__SHORT TASK__. Return the whole listing, line for line, without the pictures in it.

────────────────────

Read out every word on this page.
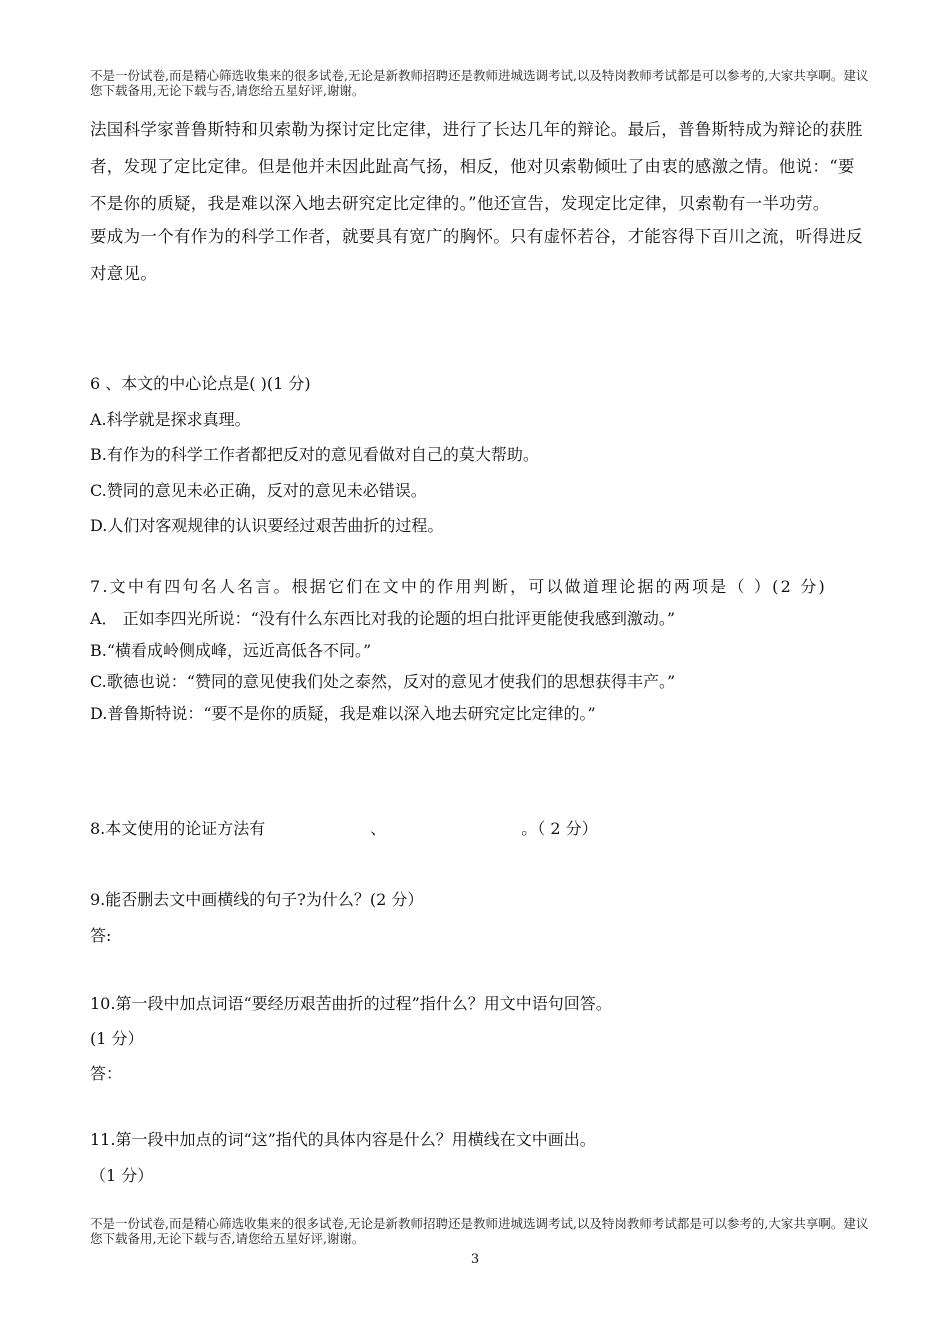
不是一份试卷,而是精心筛选收集来的很多试卷,无论是新教师招聘还是教师进城选调考试,以及特岗教师考试都是可以参考的,大家共享啊。建议您下载备用,无论下载与否,请您给五星好评,谢谢。

法国科学家普鲁斯特和贝索勒为探讨定比定律，进行了长达几年的辩论。最后，普鲁斯特成为辩论的获胜者，发现了定比定律。但是他并未因此趾高气扬，相反，他对贝索勒倾吐了由衷的感激之情。他说：“要不是你的质疑，我是难以深入地去研究定比定律的。”他还宣告，发现定比定律，贝索勒有一半功劳。

要成为一个有作为的科学工作者，就要具有宽广的胸怀。只有虚怀若谷，才能容得下百川之流，听得进反对意见。

6 、本文的中心论点是( )(1 分)

A.科学就是探求真理。

B.有作为的科学工作者都把反对的意见看做对自己的莫大帮助。

C.赞同的意见未必正确，反对的意见未必错误。

D.人们对客观规律的认识要经过艰苦曲折的过程。

7.文中有四句名人名言。根据它们在文中的作用判断，可以做道理论据的两项是（ ）(2 分)

A． 正如李四光所说：“没有什么东西比对我的论题的坦白批评更能使我感到激动。”

B.“横看成岭侧成峰，远近高低各不同。”

C.歌德也说：“赞同的意见使我们处之泰然，反对的意见才使我们的思想获得丰产。”

D.普鲁斯特说：“要不是你的质疑，我是难以深入地去研究定比定律的。”

8.本文使用的论证方法有	、	。（ 2 分）

9.能否删去文中画横线的句子?为什么？(2 分）

答:

10.第一段中加点词语“要经历艰苦曲折的过程”指什么？用文中语句回答。

(1 分）

答：

11.第一段中加点的词“这”指代的具体内容是什么？用横线在文中画出。

（1 分）

不是一份试卷,而是精心筛选收集来的很多试卷,无论是新教师招聘还是教师进城选调考试,以及特岗教师考试都是可以参考的,大家共享啊。建议您下载备用,无论下载与否,请您给五星好评,谢谢。
3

────────────────────

__EXERCISE ANSWER__.
Read out every word on this page.
不是一份试卷,而是精心筛选收集来的很多试卷,无论是新教师招聘还是教师进城选调考试,以及特岗教师考试都是可以参考的,大家共享啊。建议您下载备用,无论下载与否,请您给五星好评,谢谢。

法国科学家普鲁斯特和贝索勒为探讨定比定律，进行了长达几年的辩论。最后，普鲁斯特成为辩论的获胜者，发现了定比定律。但是他并未因此趾高气扬，相反，他对贝索勒倾吐了由衷的感激之情。他说：“要不是你的质疑，我是难以深入地去研究定比定律的。”他还宣告，发现定比定律，贝索勒有一半功劳。

要成为一个有作为的科学工作者，就要具有宽广的胸怀。只有虚怀若谷，才能容得下百川之流，听得进反对意见。

6 、本文的中心论点是( )(1 分)

A.科学就是探求真理。

B.有作为的科学工作者都把反对的意见看做对自己的莫大帮助。

C.赞同的意见未必正确，反对的意见未必错误。

D.人们对客观规律的认识要经过艰苦曲折的过程。

7.文中有四句名人名言。根据它们在文中的作用判断，可以做道理论据的两项是（ ）(2 分)

A． 正如李四光所说：“没有什么东西比对我的论题的坦白批评更能使我感到激动。”

B.“横看成岭侧成峰，远近高低各不同。”

C.歌德也说：“赞同的意见使我们处之泰然，反对的意见才使我们的思想获得丰产。”

D.普鲁斯特说：“要不是你的质疑，我是难以深入地去研究定比定律的。”

8.本文使用的论证方法有	、	。（ 2 分）

9.能否删去文中画横线的句子?为什么？(2 分）

答:

10.第一段中加点词语“要经历艰苦曲折的过程”指什么？用文中语句回答。

(1 分）

答：

11.第一段中加点的词“这”指代的具体内容是什么？用横线在文中画出。

（1 分）

不是一份试卷,而是精心筛选收集来的很多试卷,无论是新教师招聘还是教师进城选调考试,以及特岗教师考试都是可以参考的,大家共享啊。建议您下载备用,无论下载与否,请您给五星好评,谢谢。
3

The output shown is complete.